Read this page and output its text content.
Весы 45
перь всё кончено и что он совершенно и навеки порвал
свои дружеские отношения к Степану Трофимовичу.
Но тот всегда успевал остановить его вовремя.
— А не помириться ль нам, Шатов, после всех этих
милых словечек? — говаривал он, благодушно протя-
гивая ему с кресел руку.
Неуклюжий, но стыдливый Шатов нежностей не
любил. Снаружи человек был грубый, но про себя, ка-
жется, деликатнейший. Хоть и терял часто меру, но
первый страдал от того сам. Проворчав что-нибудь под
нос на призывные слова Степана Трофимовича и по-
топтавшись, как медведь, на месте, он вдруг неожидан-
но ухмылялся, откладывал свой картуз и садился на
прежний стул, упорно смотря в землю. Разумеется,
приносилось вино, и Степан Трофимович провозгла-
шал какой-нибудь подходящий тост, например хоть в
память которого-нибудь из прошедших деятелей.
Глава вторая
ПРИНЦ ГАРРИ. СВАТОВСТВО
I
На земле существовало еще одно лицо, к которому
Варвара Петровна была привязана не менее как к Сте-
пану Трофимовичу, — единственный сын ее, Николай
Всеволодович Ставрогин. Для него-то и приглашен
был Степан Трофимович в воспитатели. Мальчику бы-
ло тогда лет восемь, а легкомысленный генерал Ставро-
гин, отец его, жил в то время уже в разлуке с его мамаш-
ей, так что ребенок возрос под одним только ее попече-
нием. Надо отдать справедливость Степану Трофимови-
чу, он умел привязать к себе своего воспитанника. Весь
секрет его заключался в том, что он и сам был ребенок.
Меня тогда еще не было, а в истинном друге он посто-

▶ **EXERCISE**
Find the lines containing "Шатов" and pull them out.

▶ **EXERCISE SOLUTION**
— А не помириться ль нам, Шатов, после всех этих
Неуклюжий, но стыдливый Шатов нежностей не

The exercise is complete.